START Dataset entries

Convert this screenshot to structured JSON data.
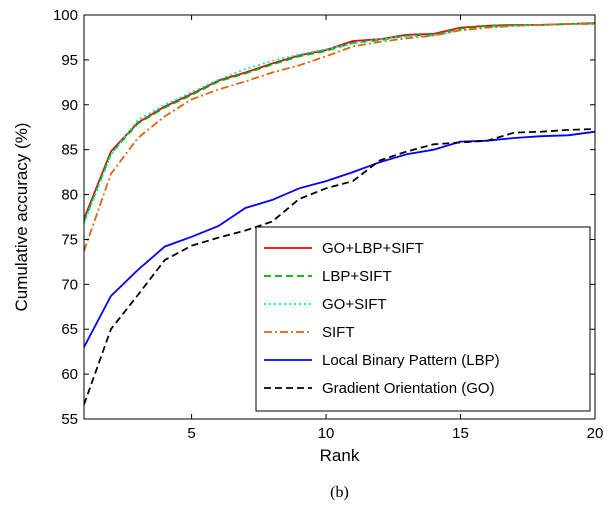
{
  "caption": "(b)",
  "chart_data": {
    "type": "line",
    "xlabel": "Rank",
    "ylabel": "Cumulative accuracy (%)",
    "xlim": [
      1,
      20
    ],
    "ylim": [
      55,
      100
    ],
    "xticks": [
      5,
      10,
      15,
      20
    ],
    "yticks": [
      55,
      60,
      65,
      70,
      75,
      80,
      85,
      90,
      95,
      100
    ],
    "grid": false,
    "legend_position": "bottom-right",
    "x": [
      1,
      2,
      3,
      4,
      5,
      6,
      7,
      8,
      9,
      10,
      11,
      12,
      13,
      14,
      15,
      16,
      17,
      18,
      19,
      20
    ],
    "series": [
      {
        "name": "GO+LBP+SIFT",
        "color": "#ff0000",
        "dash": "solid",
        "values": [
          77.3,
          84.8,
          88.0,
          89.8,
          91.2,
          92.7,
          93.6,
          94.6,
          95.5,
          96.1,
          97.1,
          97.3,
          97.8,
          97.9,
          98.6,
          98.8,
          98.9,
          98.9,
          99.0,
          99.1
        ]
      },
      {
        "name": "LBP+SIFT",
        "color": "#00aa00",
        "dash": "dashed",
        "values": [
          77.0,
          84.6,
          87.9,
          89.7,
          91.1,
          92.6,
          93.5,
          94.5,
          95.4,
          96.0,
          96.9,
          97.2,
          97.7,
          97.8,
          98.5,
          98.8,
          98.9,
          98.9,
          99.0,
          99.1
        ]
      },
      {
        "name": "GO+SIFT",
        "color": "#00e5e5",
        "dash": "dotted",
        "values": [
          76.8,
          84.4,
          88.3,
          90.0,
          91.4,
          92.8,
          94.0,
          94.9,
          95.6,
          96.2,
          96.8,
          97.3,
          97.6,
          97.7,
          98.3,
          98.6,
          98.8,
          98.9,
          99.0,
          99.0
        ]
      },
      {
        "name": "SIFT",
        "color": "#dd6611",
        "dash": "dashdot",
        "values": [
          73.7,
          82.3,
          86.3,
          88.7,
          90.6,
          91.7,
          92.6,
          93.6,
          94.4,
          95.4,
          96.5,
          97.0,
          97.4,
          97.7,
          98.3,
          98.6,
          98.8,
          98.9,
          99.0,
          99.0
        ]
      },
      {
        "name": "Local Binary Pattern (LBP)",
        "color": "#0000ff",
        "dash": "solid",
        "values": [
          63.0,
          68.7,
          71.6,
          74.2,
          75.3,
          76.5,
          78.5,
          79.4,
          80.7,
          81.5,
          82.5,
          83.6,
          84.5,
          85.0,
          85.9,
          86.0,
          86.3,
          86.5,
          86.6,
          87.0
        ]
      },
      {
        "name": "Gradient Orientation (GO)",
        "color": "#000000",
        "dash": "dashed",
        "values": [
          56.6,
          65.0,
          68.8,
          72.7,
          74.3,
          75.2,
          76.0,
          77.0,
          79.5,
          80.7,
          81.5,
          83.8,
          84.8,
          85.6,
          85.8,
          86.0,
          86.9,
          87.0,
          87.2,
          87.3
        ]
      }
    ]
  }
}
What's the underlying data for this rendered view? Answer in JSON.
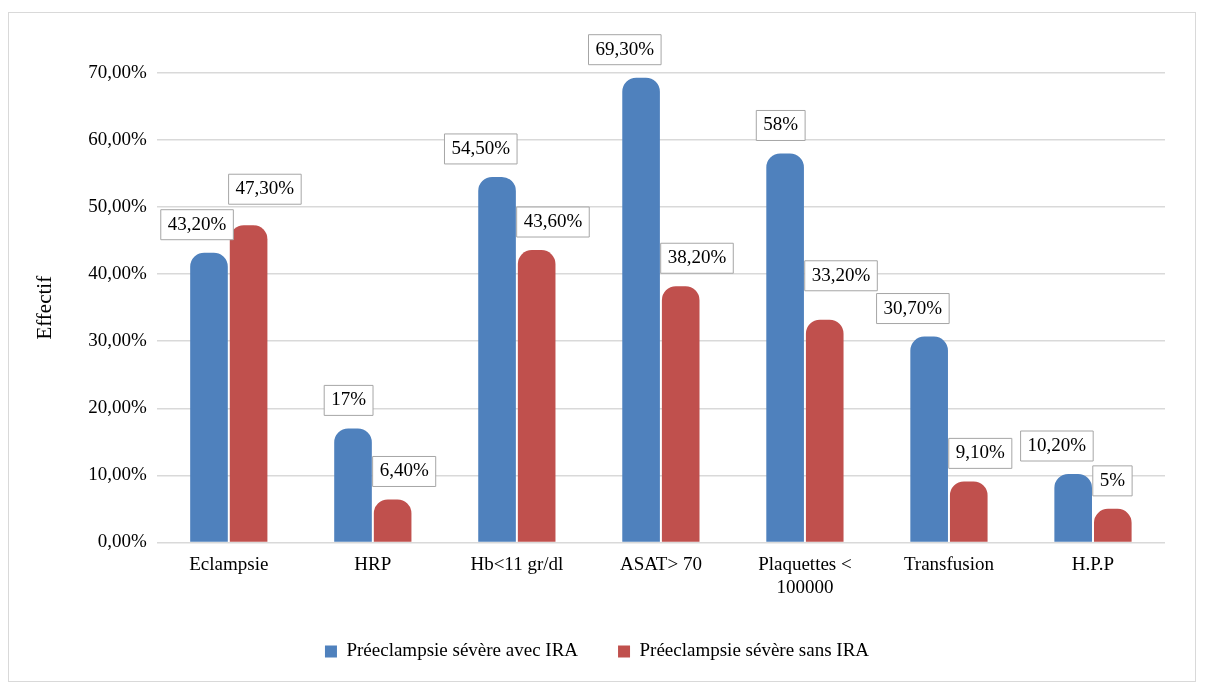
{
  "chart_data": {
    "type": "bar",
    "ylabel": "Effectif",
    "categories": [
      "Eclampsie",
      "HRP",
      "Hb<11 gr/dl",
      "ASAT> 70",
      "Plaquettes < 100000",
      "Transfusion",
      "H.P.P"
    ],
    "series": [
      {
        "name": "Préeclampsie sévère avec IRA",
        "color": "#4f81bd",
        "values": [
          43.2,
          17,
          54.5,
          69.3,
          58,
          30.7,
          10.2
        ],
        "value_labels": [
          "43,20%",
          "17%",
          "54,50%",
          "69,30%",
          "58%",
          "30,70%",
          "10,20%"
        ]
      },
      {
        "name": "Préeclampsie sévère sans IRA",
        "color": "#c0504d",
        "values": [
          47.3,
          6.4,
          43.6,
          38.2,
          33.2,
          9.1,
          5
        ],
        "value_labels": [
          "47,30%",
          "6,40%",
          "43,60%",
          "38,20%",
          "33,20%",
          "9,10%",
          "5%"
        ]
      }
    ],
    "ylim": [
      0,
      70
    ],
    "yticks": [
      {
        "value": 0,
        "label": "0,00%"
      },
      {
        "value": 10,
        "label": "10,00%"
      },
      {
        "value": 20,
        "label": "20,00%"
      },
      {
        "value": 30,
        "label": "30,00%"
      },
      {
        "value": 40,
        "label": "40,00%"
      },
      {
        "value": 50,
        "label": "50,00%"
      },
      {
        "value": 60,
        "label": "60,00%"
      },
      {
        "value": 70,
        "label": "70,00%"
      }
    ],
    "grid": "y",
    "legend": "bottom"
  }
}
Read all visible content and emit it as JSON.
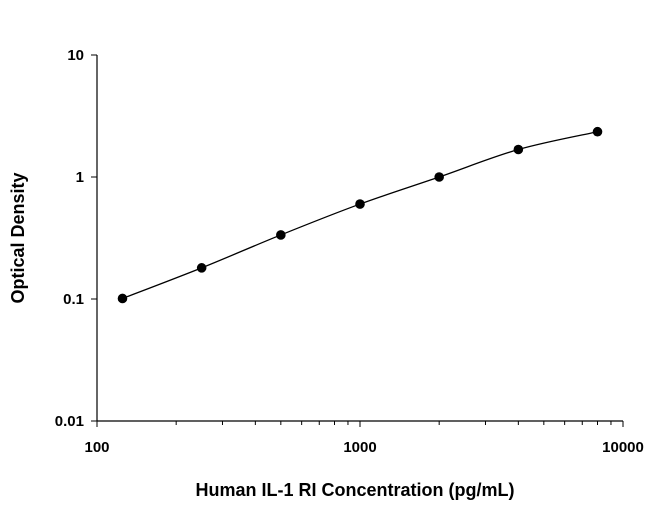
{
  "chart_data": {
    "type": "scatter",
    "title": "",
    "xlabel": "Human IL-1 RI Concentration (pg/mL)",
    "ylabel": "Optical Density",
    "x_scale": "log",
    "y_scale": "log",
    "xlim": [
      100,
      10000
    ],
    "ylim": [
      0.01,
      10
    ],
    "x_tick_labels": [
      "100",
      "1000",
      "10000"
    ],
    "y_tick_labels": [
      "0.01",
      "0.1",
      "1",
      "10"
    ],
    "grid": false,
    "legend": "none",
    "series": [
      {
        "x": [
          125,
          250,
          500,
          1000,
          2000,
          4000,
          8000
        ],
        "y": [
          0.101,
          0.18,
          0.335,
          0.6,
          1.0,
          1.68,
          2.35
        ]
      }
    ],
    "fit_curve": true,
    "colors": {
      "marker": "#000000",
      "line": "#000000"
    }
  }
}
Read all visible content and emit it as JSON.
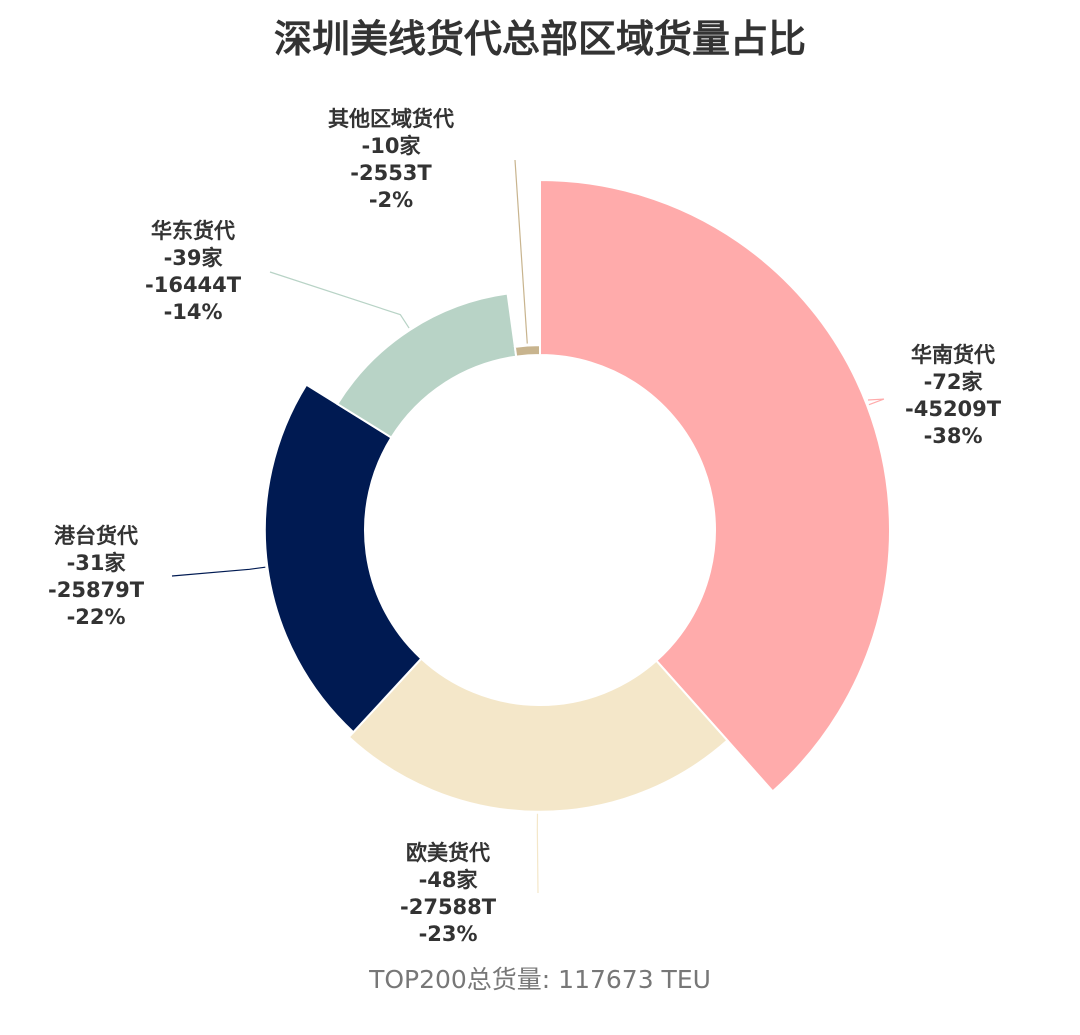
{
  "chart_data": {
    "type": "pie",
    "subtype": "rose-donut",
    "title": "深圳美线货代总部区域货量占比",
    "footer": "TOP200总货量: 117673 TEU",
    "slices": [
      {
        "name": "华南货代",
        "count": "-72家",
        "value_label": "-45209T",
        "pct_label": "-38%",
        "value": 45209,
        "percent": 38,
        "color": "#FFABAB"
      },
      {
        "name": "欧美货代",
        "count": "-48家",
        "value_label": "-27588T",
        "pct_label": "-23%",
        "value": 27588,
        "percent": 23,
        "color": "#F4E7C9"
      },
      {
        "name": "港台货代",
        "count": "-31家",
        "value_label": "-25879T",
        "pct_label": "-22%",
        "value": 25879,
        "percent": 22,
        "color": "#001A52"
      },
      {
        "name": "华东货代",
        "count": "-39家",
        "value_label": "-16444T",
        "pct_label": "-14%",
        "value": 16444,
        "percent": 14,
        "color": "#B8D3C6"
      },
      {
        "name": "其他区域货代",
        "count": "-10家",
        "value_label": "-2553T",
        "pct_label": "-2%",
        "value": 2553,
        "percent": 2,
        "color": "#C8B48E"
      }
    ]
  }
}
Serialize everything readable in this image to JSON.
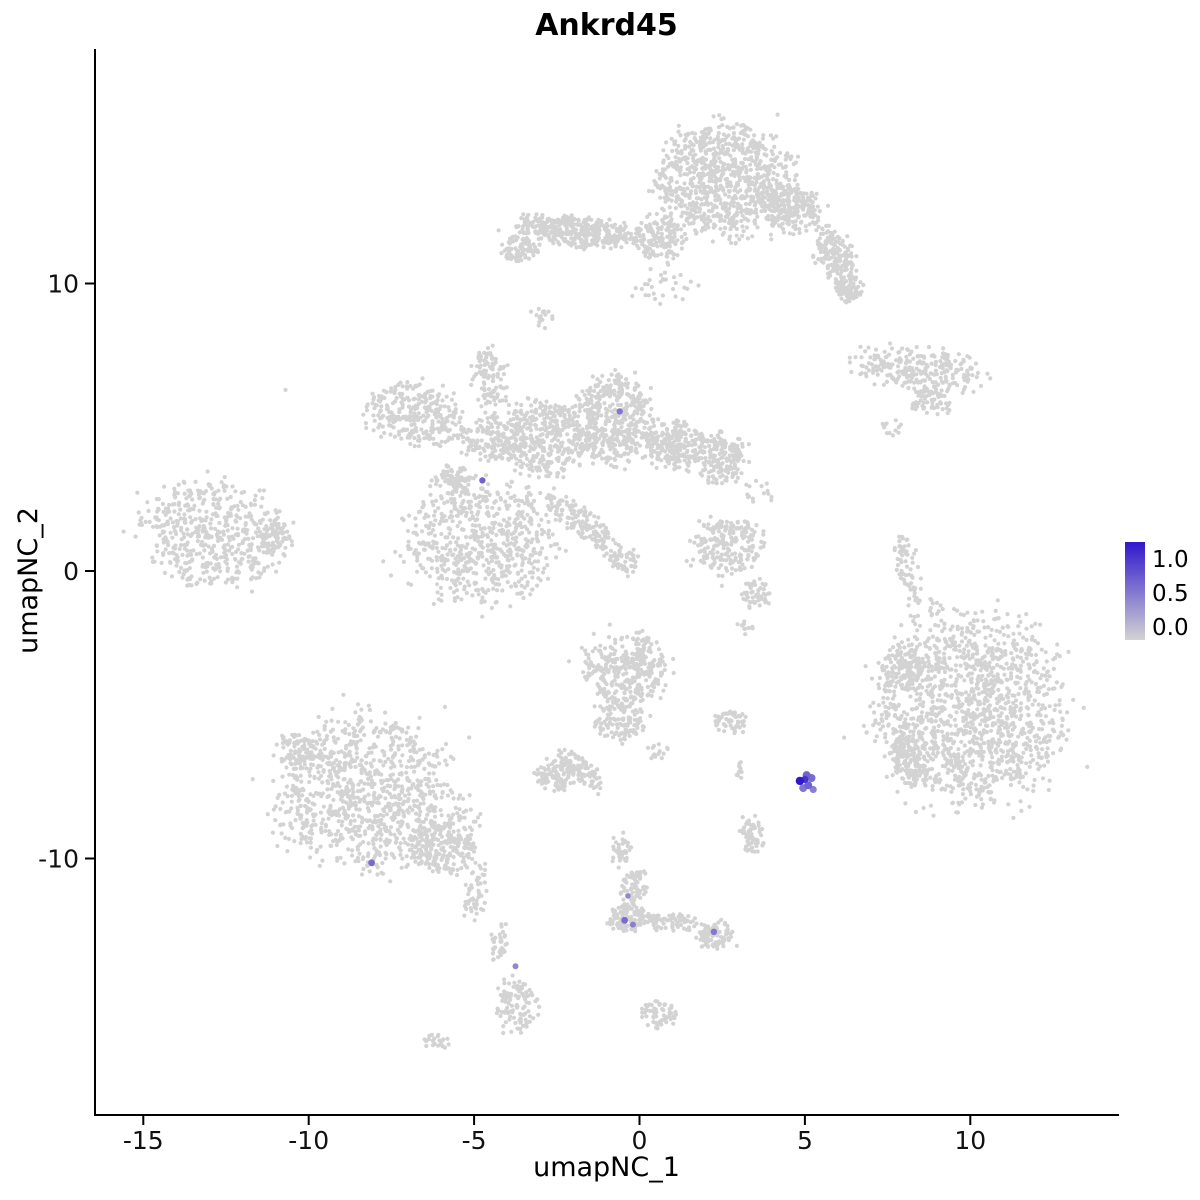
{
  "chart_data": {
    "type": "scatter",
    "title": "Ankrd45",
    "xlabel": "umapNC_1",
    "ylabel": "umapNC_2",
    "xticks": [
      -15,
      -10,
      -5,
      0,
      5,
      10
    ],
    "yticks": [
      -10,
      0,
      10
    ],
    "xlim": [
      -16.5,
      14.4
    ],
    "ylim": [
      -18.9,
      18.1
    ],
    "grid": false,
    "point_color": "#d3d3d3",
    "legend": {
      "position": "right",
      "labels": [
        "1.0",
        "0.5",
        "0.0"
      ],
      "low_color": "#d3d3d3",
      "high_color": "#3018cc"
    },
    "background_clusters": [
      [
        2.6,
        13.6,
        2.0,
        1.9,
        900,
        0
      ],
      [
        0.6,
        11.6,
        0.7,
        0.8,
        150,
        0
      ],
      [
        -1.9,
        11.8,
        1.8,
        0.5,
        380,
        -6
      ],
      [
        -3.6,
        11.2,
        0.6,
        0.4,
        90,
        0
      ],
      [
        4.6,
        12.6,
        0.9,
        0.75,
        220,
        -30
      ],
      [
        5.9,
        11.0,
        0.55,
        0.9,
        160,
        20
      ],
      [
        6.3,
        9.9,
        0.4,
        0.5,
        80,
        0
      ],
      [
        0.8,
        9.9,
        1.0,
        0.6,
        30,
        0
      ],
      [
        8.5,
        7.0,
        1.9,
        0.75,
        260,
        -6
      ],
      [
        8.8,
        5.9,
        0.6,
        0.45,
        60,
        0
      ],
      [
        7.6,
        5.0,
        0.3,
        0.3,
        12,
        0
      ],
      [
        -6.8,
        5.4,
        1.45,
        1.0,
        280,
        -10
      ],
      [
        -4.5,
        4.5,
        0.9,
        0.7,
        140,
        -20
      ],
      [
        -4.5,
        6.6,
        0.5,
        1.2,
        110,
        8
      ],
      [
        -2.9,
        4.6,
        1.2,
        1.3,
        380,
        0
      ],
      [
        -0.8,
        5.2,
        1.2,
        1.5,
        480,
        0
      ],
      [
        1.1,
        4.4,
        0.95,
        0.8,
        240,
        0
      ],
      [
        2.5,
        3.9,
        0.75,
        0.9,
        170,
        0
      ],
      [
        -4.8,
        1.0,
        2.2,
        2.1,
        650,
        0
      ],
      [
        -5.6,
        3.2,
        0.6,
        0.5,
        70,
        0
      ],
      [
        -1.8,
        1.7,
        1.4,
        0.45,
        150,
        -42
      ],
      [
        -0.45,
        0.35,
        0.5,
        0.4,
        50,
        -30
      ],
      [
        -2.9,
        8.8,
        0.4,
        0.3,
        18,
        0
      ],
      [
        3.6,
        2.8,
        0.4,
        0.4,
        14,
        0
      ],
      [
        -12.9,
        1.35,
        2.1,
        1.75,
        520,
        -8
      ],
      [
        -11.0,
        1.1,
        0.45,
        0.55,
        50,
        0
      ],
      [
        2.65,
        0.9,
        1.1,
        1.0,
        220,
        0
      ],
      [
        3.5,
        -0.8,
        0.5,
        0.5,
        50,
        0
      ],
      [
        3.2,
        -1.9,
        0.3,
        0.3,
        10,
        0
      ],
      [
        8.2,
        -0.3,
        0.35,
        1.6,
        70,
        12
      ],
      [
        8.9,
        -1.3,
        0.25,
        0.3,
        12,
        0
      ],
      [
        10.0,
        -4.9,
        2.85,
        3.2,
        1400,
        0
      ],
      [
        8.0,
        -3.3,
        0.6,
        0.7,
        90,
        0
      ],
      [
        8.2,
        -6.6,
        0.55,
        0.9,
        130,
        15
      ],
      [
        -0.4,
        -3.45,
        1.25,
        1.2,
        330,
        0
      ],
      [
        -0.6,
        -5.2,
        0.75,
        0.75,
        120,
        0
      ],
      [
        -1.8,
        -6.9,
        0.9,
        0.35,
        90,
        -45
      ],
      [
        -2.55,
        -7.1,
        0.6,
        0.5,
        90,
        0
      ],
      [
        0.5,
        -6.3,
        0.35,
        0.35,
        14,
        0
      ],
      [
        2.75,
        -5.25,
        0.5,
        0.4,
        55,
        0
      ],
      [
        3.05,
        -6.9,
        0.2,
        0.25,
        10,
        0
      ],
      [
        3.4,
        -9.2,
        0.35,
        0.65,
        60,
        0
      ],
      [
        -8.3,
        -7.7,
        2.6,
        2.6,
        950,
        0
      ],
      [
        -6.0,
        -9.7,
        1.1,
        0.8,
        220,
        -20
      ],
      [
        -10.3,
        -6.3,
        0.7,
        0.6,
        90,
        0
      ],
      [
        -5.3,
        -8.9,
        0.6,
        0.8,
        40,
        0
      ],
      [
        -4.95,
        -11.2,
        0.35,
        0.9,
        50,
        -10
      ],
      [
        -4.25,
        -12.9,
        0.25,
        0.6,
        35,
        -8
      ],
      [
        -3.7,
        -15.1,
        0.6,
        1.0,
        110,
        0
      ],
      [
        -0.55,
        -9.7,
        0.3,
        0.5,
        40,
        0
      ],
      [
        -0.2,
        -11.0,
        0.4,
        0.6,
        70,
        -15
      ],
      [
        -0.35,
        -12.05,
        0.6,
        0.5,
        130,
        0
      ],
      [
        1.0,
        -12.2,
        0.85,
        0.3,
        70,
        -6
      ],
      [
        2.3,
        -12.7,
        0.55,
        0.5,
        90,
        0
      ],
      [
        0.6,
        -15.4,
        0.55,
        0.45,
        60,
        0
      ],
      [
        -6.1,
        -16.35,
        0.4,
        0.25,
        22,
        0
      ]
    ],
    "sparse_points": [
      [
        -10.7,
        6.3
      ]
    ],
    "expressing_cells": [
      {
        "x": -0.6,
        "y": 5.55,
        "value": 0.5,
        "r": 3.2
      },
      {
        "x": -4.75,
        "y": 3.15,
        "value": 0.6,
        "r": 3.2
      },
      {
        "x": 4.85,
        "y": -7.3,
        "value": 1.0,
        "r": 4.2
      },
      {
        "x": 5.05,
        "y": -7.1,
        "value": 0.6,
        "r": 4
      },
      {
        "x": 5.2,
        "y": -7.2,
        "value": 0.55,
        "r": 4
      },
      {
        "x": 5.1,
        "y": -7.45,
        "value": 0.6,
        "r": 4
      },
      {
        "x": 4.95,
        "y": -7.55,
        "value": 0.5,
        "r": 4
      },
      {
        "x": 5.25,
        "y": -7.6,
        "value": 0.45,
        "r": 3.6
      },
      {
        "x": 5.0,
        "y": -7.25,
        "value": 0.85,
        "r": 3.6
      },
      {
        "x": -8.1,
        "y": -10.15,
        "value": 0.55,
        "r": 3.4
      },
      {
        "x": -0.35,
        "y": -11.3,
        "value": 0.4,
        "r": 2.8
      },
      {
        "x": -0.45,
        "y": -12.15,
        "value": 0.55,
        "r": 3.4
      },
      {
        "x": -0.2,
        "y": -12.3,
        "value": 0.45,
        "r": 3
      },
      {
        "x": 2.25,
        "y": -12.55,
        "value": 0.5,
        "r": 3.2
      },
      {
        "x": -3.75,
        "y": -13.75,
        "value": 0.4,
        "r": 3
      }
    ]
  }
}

END Dataset entries

→ **Given instruction**
Gather each line of the listing containing the word "this" and show it.

→ **Written response**
Convert this screenshot to structured JSON data.
What's the underlying data for this rendered view? Answer in JSON.
Serialize everything readable in this image to JSON.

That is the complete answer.